# [GIVEN REQUEST]
Gather from the material every line that contains the string "pays".

>> begin RAW DATA

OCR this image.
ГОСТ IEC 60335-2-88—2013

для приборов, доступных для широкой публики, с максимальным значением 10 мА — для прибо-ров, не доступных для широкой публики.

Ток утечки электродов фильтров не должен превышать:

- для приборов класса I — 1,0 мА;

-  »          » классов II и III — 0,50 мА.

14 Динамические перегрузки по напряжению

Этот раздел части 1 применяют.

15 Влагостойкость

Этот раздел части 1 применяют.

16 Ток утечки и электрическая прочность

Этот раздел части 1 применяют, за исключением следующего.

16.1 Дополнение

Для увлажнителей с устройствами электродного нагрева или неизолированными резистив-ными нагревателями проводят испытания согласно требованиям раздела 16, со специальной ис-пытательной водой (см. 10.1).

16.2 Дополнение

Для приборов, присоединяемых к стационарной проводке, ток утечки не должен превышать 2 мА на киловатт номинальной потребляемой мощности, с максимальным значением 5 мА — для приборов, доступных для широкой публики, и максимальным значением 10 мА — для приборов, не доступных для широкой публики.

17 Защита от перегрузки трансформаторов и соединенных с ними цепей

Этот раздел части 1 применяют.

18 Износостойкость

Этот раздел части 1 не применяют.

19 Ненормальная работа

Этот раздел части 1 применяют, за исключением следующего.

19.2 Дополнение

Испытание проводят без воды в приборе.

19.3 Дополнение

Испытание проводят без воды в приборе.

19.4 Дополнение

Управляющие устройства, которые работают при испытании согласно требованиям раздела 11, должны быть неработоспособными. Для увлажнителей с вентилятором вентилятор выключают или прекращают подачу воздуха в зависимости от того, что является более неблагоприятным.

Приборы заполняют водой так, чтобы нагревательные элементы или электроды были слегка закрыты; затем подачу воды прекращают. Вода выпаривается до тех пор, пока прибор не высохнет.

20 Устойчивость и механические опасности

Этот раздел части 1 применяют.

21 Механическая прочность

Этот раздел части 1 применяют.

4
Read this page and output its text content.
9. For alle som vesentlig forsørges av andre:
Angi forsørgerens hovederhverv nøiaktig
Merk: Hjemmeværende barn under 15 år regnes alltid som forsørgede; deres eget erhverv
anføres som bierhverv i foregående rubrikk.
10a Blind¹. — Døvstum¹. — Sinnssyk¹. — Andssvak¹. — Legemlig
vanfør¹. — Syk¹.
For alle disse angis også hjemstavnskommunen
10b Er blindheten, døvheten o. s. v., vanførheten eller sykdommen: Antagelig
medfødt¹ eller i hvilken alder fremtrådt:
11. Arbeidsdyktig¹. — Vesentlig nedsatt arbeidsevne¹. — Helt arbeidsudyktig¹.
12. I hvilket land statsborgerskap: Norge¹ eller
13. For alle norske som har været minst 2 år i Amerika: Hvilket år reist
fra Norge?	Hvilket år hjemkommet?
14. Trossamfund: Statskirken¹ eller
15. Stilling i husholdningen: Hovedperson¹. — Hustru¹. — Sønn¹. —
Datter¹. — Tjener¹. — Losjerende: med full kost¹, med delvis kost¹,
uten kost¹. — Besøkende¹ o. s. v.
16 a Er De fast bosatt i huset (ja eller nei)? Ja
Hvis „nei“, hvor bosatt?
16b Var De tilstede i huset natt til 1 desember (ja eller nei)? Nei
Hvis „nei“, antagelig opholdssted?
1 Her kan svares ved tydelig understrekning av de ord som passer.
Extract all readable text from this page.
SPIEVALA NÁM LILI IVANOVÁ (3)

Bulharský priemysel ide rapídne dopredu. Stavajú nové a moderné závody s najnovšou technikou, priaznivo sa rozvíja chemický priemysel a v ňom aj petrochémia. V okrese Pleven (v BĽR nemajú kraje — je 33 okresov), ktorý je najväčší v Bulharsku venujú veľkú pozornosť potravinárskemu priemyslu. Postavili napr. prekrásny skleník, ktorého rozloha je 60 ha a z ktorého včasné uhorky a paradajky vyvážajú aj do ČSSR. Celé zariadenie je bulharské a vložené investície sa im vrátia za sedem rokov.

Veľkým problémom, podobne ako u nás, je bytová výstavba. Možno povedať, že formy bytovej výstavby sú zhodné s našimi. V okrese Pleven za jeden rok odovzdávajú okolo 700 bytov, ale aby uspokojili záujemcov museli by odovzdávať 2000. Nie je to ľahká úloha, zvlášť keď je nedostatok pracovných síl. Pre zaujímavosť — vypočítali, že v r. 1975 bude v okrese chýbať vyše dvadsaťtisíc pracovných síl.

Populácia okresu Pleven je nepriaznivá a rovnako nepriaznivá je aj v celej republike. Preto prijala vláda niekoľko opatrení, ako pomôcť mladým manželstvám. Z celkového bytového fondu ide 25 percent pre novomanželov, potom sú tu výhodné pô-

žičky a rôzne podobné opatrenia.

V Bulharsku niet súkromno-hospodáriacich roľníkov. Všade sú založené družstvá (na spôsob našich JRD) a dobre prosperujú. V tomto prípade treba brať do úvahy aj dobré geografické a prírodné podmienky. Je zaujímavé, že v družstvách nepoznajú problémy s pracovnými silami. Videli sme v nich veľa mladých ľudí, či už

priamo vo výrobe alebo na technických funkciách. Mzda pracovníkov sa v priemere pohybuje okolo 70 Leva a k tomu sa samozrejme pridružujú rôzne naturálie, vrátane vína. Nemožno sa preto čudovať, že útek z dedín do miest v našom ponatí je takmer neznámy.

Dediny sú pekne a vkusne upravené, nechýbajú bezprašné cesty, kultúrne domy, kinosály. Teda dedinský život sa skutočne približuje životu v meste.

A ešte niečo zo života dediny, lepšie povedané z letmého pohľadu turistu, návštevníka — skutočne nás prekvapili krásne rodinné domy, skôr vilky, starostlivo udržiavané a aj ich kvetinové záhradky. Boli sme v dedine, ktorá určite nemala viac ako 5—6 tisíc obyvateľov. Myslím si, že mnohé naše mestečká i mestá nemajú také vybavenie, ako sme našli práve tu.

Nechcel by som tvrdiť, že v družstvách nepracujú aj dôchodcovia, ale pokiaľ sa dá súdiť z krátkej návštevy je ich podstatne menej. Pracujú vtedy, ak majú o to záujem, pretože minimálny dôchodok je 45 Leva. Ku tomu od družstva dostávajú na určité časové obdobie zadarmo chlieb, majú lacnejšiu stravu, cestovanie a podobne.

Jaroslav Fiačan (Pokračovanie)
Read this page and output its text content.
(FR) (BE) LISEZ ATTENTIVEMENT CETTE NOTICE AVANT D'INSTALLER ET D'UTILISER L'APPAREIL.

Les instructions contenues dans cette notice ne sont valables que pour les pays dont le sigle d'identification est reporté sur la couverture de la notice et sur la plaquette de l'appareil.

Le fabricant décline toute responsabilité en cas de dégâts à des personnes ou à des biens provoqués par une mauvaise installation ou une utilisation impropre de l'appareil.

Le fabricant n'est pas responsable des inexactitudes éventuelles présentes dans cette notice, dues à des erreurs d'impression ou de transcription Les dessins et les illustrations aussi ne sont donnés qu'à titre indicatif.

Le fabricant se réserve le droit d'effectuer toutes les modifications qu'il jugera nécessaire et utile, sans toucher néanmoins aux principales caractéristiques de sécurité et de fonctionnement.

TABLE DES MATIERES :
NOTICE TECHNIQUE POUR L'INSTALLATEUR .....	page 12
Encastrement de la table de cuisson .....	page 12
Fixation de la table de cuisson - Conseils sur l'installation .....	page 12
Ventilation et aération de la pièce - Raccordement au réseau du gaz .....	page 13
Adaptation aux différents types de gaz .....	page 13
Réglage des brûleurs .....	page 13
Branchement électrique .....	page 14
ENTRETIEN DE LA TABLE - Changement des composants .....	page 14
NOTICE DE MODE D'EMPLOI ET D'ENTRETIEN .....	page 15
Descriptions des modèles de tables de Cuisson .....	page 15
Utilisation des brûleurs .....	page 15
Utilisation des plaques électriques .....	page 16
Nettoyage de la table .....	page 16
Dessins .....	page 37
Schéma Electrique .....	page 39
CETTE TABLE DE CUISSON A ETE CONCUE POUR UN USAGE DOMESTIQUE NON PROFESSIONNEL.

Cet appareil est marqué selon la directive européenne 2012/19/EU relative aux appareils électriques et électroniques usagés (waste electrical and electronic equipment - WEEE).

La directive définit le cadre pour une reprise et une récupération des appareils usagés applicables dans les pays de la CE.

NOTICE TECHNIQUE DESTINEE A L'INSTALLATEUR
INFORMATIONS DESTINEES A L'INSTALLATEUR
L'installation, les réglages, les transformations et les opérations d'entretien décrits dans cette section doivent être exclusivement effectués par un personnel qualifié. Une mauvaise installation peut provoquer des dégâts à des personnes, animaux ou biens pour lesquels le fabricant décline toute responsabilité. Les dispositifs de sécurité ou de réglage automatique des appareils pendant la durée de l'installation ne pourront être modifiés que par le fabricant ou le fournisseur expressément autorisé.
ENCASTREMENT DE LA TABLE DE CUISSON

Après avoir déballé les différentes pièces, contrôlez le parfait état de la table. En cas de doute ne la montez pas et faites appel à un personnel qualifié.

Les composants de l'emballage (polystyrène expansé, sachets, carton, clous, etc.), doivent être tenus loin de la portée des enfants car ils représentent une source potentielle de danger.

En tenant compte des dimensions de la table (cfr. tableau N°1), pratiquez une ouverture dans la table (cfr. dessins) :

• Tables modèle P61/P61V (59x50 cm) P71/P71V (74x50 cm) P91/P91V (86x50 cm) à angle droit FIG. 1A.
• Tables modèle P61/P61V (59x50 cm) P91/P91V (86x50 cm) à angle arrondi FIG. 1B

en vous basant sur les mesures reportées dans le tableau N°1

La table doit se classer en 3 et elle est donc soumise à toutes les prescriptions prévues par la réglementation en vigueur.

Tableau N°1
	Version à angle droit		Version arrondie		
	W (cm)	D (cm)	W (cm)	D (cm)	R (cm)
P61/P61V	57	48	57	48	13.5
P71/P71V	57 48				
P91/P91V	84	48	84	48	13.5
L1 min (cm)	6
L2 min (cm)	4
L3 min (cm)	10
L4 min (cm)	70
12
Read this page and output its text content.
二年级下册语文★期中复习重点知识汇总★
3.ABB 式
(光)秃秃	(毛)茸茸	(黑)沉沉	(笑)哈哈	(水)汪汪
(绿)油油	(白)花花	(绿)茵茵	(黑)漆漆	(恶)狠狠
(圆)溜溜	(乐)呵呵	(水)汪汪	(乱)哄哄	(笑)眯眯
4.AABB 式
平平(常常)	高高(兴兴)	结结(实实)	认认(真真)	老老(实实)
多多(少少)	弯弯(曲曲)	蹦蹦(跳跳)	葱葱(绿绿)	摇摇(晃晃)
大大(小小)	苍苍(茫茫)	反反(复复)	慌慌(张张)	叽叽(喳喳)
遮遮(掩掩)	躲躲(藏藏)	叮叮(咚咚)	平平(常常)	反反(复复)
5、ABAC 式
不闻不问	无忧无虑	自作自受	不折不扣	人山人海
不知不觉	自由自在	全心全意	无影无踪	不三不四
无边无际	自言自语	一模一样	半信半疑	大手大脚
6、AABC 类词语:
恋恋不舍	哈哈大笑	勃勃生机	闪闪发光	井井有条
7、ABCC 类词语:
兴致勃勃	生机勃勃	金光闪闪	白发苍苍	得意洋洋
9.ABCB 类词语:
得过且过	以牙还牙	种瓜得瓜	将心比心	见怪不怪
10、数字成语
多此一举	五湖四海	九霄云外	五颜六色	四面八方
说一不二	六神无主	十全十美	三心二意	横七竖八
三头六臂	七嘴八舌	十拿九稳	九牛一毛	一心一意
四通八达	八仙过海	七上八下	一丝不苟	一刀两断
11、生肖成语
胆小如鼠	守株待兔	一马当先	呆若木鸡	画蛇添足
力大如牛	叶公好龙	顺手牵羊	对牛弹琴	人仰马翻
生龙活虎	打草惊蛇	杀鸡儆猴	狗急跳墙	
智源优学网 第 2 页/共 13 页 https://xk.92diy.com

>> end RAW DATA

# [ANSWER TO THE EXERCISE]
Les instructions contenues dans cette notice ne sont valables que pour les pays dont le sigle d'identification est reporté sur la couverture de la notice et sur la plaquette de l'appareil.
La directive définit le cadre pour une reprise et une récupération des appareils usagés applicables dans les pays de la CE.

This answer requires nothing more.